_AIM OF THE EXERCISE_
Exactly reproduce each entry, leaving out nothing.

═════ PROVIDED INFORMATION

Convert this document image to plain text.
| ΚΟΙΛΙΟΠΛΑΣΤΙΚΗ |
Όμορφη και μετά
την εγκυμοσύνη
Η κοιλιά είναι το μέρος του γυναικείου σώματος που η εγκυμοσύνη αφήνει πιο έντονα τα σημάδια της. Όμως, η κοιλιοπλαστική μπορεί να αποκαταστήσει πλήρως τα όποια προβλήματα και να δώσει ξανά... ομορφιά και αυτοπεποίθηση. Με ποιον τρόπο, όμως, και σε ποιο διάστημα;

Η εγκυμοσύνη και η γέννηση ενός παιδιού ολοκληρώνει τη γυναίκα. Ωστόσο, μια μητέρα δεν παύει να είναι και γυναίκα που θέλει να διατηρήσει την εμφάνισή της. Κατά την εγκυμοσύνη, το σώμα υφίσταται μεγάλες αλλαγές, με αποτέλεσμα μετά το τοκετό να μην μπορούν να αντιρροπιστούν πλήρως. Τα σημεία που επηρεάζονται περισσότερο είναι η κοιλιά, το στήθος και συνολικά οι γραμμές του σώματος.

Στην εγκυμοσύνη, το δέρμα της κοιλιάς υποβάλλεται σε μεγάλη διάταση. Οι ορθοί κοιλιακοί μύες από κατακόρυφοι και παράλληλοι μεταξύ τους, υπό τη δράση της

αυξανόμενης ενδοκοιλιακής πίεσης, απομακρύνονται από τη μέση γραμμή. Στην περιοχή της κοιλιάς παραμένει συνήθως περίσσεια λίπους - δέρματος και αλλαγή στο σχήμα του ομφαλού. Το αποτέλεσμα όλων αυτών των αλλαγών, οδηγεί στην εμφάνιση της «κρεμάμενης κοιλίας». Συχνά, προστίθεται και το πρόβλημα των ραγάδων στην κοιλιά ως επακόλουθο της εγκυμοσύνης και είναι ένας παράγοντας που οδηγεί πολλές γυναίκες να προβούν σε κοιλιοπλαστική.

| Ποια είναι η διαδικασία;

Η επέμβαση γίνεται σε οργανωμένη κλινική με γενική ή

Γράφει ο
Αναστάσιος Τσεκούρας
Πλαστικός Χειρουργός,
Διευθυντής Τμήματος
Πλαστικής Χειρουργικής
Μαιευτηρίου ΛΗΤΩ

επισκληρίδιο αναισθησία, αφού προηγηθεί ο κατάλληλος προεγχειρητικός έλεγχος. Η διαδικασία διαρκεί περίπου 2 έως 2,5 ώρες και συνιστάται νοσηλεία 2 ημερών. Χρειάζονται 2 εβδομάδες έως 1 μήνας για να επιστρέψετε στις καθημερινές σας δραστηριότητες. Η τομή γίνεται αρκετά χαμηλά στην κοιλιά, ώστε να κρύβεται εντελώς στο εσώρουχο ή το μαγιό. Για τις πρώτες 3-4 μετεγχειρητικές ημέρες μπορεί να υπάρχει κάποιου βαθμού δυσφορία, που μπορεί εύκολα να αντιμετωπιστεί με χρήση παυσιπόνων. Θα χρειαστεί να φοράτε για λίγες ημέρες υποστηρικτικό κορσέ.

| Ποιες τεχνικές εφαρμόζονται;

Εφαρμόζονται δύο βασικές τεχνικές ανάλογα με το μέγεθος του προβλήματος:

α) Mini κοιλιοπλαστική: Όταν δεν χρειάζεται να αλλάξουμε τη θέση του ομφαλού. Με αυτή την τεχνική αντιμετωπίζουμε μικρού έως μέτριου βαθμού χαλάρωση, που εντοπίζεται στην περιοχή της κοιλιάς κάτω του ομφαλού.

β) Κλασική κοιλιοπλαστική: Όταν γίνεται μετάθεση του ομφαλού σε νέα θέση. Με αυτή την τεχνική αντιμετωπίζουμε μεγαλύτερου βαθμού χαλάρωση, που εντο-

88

══════════

_THE REPLY_
Convert this document image to plain text.
| ΚΟΙΛΙΟΠΛΑΣΤΙΚΗ |
Όμορφη και μετά
την εγκυμοσύνη
Η κοιλιά είναι το μέρος του γυναικείου σώματος που η εγκυμοσύνη αφήνει πιο έντονα τα σημάδια της. Όμως, η κοιλιοπλαστική μπορεί να αποκαταστήσει πλήρως τα όποια προβλήματα και να δώσει ξανά... ομορφιά και αυτοπεποίθηση. Με ποιον τρόπο, όμως, και σε ποιο διάστημα;

Η εγκυμοσύνη και η γέννηση ενός παιδιού ολοκληρώνει τη γυναίκα. Ωστόσο, μια μητέρα δεν παύει να είναι και γυναίκα που θέλει να διατηρήσει την εμφάνισή της. Κατά την εγκυμοσύνη, το σώμα υφίσταται μεγάλες αλλαγές, με αποτέλεσμα μετά το τοκετό να μην μπορούν να αντιρροπιστούν πλήρως. Τα σημεία που επηρεάζονται περισσότερο είναι η κοιλιά, το στήθος και συνολικά οι γραμμές του σώματος.

Στην εγκυμοσύνη, το δέρμα της κοιλιάς υποβάλλεται σε μεγάλη διάταση. Οι ορθοί κοιλιακοί μύες από κατακόρυφοι και παράλληλοι μεταξύ τους, υπό τη δράση της

αυξανόμενης ενδοκοιλιακής πίεσης, απομακρύνονται από τη μέση γραμμή. Στην περιοχή της κοιλιάς παραμένει συνήθως περίσσεια λίπους - δέρματος και αλλαγή στο σχήμα του ομφαλού. Το αποτέλεσμα όλων αυτών των αλλαγών, οδηγεί στην εμφάνιση της «κρεμάμενης κοιλίας». Συχνά, προστίθεται και το πρόβλημα των ραγάδων στην κοιλιά ως επακόλουθο της εγκυμοσύνης και είναι ένας παράγοντας που οδηγεί πολλές γυναίκες να προβούν σε κοιλιοπλαστική.

| Ποια είναι η διαδικασία;

Η επέμβαση γίνεται σε οργανωμένη κλινική με γενική ή

Γράφει ο
Αναστάσιος Τσεκούρας
Πλαστικός Χειρουργός,
Διευθυντής Τμήματος
Πλαστικής Χειρουργικής
Μαιευτηρίου ΛΗΤΩ

επισκληρίδιο αναισθησία, αφού προηγηθεί ο κατάλληλος προεγχειρητικός έλεγχος. Η διαδικασία διαρκεί περίπου 2 έως 2,5 ώρες και συνιστάται νοσηλεία 2 ημερών. Χρειάζονται 2 εβδομάδες έως 1 μήνας για να επιστρέψετε στις καθημερινές σας δραστηριότητες. Η τομή γίνεται αρκετά χαμηλά στην κοιλιά, ώστε να κρύβεται εντελώς στο εσώρουχο ή το μαγιό. Για τις πρώτες 3-4 μετεγχειρητικές ημέρες μπορεί να υπάρχει κάποιου βαθμού δυσφορία, που μπορεί εύκολα να αντιμετωπιστεί με χρήση παυσιπόνων. Θα χρειαστεί να φοράτε για λίγες ημέρες υποστηρικτικό κορσέ.

| Ποιες τεχνικές εφαρμόζονται;

Εφαρμόζονται δύο βασικές τεχνικές ανάλογα με το μέγεθος του προβλήματος:

α) Mini κοιλιοπλαστική: Όταν δεν χρειάζεται να αλλάξουμε τη θέση του ομφαλού. Με αυτή την τεχνική αντιμετωπίζουμε μικρού έως μέτριου βαθμού χαλάρωση, που εντοπίζεται στην περιοχή της κοιλιάς κάτω του ομφαλού.

β) Κλασική κοιλιοπλαστική: Όταν γίνεται μετάθεση του ομφαλού σε νέα θέση. Με αυτή την τεχνική αντιμετωπίζουμε μεγαλύτερου βαθμού χαλάρωση, που εντο-

88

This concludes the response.